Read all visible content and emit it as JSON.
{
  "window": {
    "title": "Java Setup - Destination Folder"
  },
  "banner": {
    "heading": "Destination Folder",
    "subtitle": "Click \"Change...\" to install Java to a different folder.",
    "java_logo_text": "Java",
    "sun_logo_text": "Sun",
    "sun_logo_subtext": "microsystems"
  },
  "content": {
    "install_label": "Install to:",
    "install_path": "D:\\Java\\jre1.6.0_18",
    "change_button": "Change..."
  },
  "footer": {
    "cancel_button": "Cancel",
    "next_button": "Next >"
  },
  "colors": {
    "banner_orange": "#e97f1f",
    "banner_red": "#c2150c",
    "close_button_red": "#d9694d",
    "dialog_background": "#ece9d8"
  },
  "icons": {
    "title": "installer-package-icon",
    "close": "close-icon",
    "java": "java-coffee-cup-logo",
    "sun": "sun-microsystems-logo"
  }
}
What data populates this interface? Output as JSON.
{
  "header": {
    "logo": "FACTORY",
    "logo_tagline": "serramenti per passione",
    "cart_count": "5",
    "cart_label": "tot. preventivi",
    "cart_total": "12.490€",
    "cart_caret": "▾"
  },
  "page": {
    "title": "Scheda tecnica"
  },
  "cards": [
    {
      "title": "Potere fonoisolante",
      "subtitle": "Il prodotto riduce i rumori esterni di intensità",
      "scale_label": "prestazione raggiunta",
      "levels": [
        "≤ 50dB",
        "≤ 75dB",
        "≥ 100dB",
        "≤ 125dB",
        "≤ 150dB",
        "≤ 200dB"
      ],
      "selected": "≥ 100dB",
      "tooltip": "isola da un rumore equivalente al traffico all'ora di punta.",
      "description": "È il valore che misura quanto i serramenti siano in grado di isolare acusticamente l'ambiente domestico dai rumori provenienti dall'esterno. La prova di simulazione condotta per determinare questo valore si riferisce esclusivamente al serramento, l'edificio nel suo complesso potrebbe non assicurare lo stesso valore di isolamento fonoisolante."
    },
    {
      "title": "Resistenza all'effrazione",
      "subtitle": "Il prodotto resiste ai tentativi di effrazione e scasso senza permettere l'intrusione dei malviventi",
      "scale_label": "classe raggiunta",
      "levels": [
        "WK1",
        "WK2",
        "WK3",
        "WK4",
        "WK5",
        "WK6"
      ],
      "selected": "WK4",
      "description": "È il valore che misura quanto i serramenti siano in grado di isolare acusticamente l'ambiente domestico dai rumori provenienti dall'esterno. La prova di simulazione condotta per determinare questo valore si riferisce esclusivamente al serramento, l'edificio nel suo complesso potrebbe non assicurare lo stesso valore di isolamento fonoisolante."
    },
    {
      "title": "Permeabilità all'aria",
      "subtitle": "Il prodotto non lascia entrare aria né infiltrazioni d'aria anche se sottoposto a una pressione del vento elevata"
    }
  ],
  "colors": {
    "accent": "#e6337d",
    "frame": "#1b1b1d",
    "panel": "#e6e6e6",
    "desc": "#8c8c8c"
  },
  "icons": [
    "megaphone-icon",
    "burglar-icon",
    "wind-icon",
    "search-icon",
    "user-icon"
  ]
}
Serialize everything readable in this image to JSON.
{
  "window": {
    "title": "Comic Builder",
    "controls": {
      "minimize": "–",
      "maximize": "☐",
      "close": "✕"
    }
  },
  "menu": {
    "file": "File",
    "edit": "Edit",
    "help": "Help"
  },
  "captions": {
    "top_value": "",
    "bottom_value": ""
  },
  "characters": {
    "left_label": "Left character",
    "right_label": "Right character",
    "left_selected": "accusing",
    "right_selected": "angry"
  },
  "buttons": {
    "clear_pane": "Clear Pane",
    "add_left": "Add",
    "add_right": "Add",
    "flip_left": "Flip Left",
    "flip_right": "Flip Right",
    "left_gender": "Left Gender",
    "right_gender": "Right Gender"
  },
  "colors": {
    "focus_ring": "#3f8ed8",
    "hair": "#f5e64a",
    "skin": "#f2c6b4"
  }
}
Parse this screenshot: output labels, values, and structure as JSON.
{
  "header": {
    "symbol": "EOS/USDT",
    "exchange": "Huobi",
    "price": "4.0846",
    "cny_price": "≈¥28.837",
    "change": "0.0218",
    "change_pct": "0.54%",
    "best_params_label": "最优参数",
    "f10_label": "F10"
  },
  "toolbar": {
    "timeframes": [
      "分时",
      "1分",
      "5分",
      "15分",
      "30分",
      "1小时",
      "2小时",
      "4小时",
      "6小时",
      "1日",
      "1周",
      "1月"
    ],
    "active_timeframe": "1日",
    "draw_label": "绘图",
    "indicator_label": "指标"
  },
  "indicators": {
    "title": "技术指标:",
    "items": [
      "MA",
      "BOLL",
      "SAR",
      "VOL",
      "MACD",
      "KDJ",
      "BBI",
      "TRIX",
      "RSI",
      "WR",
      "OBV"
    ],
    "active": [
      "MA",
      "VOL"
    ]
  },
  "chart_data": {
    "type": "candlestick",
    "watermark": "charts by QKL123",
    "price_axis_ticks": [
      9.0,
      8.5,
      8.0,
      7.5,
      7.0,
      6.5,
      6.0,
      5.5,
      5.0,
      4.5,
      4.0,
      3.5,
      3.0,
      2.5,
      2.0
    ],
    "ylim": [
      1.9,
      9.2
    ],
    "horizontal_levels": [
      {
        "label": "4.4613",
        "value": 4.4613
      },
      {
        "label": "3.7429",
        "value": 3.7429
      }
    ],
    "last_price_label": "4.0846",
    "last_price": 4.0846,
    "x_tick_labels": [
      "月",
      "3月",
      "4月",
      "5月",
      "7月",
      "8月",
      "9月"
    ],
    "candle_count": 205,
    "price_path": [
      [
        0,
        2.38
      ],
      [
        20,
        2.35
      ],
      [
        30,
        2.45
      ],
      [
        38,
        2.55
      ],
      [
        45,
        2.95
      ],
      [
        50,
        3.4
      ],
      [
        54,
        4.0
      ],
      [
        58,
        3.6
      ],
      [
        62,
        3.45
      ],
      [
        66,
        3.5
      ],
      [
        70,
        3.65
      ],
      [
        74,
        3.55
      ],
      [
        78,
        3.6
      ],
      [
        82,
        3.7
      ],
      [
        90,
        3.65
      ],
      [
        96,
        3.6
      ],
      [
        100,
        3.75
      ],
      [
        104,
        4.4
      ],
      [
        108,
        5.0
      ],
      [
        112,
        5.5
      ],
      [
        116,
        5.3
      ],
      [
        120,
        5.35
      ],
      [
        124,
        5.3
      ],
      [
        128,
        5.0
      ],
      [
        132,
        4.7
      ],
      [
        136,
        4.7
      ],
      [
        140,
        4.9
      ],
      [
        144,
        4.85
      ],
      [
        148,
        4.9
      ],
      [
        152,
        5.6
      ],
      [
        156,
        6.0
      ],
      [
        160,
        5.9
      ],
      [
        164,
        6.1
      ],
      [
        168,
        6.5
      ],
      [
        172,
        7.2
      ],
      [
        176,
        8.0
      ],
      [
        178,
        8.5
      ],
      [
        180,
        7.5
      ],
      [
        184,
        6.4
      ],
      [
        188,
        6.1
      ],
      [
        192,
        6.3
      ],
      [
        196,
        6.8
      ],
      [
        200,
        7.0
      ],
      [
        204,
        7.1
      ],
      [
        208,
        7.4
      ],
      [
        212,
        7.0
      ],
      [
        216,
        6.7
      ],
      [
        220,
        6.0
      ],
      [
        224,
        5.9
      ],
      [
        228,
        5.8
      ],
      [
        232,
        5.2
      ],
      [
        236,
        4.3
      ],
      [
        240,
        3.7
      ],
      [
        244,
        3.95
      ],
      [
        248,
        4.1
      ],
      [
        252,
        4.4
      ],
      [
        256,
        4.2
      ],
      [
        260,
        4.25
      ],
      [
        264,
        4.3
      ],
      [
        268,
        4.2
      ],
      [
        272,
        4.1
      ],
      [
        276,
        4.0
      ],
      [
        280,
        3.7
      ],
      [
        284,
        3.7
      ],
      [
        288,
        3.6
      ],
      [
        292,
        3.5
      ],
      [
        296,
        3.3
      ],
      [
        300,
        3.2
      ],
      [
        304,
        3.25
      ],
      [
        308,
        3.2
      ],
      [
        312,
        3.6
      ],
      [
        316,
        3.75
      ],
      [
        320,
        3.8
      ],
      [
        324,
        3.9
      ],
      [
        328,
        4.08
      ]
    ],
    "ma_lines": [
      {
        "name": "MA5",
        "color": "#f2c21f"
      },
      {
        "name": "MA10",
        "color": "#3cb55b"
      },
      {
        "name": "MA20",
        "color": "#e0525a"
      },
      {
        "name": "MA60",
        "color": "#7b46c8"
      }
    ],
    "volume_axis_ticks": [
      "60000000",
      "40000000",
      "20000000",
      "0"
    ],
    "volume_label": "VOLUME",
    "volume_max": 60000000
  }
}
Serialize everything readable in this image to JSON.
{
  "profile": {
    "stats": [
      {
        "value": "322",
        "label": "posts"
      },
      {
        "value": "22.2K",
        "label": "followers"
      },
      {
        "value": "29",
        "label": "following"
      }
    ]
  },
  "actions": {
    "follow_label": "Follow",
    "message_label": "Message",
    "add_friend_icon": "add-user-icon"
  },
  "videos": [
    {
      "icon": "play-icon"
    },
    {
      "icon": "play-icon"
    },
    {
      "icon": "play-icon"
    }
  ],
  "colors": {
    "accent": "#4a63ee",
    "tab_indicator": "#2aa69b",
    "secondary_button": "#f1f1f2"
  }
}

--- --- ---

TASK OBJECTIVE:
Answer with a single number: the count of lines holding the word "prodotto".

SOLVED EXERCISE:
3